▶ AIM OF THE TASK
Gather every line of the entries that includes the word "label".

Collected data:
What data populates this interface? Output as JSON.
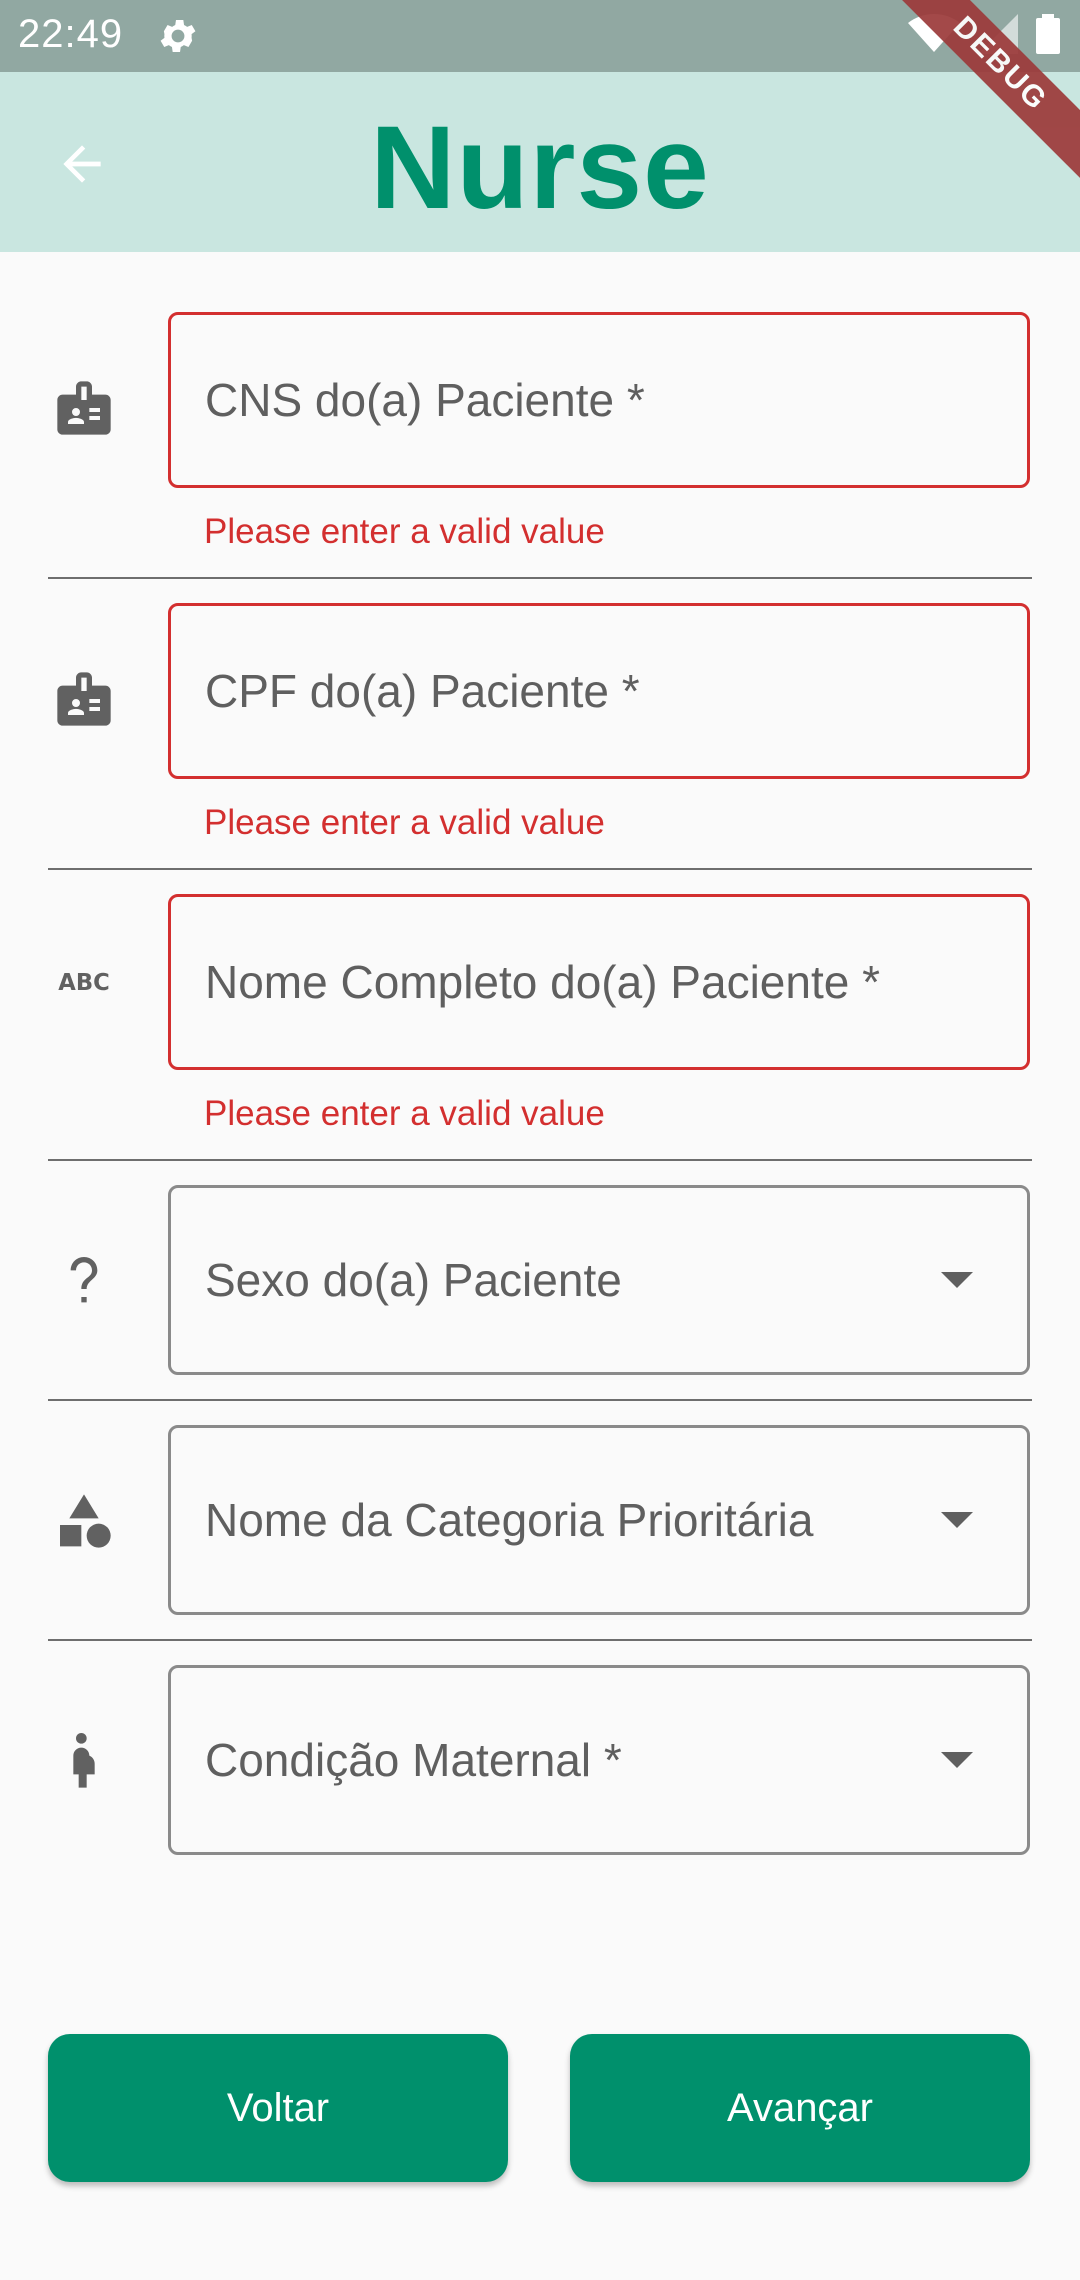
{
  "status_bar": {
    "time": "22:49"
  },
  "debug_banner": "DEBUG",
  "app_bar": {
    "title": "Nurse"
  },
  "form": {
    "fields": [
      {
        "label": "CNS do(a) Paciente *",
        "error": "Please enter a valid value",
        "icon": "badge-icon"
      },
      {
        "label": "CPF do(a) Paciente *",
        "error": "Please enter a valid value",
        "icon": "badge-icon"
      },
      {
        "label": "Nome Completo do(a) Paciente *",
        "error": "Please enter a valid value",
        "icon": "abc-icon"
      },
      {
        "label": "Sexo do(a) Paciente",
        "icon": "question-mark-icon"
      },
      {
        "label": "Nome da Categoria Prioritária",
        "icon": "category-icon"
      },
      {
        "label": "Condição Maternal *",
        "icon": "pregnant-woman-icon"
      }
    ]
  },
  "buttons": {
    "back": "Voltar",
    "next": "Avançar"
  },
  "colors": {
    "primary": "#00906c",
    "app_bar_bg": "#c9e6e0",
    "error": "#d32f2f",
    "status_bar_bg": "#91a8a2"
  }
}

▶ ANSWER
        "label": "CNS do(a) Paciente *",
        "label": "CPF do(a) Paciente *",
        "label": "Nome Completo do(a) Paciente *",
        "label": "Sexo do(a) Paciente",
        "label": "Nome da Categoria Prioritária",
        "label": "Condição Maternal *",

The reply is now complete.